Given task:
Check every line of the material below for the string "ylabel", and return the ones that have it.

Items:
▬▬▬▬▬▬▬▬▬▬

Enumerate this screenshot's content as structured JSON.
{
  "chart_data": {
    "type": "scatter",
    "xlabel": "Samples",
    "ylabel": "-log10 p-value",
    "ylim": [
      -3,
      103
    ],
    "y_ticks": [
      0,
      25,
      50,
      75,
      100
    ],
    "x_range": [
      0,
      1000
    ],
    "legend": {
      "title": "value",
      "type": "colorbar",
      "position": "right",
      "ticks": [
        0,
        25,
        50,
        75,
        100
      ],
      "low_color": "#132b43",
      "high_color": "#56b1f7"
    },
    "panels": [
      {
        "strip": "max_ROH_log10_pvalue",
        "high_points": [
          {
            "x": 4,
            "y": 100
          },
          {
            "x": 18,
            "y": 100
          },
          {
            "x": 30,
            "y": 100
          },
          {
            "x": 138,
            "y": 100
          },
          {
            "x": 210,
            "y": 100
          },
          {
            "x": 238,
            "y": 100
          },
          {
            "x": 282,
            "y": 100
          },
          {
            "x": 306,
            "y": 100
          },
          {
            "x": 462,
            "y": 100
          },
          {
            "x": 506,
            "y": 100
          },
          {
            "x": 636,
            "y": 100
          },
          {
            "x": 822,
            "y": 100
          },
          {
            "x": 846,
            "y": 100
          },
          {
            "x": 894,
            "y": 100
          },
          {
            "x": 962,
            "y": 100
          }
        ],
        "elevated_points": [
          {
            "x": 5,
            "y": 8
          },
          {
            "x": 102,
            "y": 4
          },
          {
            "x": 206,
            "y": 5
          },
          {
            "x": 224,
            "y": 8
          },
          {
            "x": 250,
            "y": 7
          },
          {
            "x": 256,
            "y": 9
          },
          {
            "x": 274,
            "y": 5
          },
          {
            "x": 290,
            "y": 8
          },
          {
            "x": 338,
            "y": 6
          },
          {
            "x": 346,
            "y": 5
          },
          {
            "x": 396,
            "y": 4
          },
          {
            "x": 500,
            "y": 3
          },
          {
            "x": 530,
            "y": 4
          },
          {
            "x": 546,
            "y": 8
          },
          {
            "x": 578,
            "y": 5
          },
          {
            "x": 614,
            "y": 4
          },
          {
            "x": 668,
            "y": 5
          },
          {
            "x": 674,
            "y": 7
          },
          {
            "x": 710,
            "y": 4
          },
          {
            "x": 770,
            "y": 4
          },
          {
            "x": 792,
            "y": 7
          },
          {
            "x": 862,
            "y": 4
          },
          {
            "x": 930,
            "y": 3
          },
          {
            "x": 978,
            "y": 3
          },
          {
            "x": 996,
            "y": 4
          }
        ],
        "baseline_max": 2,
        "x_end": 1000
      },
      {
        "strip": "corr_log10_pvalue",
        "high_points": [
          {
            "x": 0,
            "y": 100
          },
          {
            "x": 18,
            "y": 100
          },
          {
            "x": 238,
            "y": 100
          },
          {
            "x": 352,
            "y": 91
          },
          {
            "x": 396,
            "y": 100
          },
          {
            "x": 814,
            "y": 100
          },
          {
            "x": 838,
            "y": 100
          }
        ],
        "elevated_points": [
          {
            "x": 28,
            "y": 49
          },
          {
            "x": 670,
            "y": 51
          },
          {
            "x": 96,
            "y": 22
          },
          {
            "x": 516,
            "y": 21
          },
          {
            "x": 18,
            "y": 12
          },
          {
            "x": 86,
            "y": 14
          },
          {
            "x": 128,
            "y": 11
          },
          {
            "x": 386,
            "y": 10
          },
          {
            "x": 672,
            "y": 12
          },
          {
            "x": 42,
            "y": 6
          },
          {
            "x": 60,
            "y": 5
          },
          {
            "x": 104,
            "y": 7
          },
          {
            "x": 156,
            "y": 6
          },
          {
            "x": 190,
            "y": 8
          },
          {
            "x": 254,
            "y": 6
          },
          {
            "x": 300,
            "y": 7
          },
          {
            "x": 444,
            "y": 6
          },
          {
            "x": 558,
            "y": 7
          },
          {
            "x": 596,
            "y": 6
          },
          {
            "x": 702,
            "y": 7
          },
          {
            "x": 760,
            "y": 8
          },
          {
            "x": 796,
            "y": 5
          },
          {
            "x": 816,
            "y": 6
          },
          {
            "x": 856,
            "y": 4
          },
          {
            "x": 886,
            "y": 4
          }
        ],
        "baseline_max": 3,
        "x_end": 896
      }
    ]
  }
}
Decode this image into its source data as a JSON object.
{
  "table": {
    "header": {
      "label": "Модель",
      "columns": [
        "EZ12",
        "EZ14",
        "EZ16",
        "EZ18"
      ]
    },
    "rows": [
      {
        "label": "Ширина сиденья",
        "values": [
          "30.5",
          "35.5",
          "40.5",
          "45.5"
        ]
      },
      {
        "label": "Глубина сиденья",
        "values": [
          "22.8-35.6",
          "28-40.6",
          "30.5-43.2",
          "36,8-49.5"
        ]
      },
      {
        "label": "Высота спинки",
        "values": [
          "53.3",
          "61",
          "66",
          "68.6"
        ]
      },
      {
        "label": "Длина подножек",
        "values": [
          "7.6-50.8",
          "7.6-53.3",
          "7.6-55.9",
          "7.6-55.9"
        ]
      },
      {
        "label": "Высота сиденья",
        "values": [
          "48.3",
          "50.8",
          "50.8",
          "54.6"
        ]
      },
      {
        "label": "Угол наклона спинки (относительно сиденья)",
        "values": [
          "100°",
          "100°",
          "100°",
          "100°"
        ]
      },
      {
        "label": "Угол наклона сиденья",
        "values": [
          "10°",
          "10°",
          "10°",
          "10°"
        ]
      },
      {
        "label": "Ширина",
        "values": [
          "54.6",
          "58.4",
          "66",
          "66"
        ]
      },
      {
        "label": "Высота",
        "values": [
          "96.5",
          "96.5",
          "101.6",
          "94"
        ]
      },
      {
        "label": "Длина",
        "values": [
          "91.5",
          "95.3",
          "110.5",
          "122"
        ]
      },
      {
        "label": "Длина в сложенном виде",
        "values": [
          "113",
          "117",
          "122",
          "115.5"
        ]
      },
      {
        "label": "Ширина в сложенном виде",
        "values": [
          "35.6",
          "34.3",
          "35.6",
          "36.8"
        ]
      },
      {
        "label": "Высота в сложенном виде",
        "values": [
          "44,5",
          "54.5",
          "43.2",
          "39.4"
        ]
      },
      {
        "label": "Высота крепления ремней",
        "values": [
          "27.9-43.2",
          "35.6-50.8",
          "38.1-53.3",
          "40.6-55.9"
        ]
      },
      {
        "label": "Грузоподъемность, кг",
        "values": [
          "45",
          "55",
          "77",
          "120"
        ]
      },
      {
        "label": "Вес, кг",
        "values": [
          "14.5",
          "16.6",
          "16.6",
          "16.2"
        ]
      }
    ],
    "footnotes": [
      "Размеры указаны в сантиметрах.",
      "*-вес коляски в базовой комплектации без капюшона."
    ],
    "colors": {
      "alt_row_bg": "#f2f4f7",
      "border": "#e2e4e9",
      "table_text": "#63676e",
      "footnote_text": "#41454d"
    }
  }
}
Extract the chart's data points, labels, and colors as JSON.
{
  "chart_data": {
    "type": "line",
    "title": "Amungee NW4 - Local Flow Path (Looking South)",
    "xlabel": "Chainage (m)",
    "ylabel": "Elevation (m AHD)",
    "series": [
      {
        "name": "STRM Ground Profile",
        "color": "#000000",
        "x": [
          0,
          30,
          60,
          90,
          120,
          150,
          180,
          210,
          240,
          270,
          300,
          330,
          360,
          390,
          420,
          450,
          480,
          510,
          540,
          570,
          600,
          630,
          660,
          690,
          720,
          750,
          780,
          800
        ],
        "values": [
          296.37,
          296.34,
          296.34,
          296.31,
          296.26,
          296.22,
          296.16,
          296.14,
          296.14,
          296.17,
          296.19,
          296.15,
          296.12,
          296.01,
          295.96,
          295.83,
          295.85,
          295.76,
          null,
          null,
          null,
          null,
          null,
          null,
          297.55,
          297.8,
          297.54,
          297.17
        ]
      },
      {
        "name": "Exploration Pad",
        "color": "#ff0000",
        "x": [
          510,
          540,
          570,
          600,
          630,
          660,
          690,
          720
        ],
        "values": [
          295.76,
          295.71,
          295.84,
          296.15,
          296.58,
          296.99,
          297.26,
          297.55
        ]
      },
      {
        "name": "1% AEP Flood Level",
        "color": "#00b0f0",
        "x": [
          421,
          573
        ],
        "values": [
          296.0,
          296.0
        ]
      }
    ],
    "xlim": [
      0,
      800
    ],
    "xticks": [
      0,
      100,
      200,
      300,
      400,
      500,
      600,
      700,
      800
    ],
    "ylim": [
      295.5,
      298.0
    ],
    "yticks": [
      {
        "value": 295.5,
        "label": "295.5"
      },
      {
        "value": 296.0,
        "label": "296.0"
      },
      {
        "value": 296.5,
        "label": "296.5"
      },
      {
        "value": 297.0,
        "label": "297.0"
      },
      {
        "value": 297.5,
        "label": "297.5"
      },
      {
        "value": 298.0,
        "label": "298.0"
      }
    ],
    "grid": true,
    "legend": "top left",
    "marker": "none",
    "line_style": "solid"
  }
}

▬▬▬▬▬▬▬▬▬▬

Answer to the exercise:
    "ylabel": "-log10 p-value",
    "ylabel": "Elevation (m AHD)",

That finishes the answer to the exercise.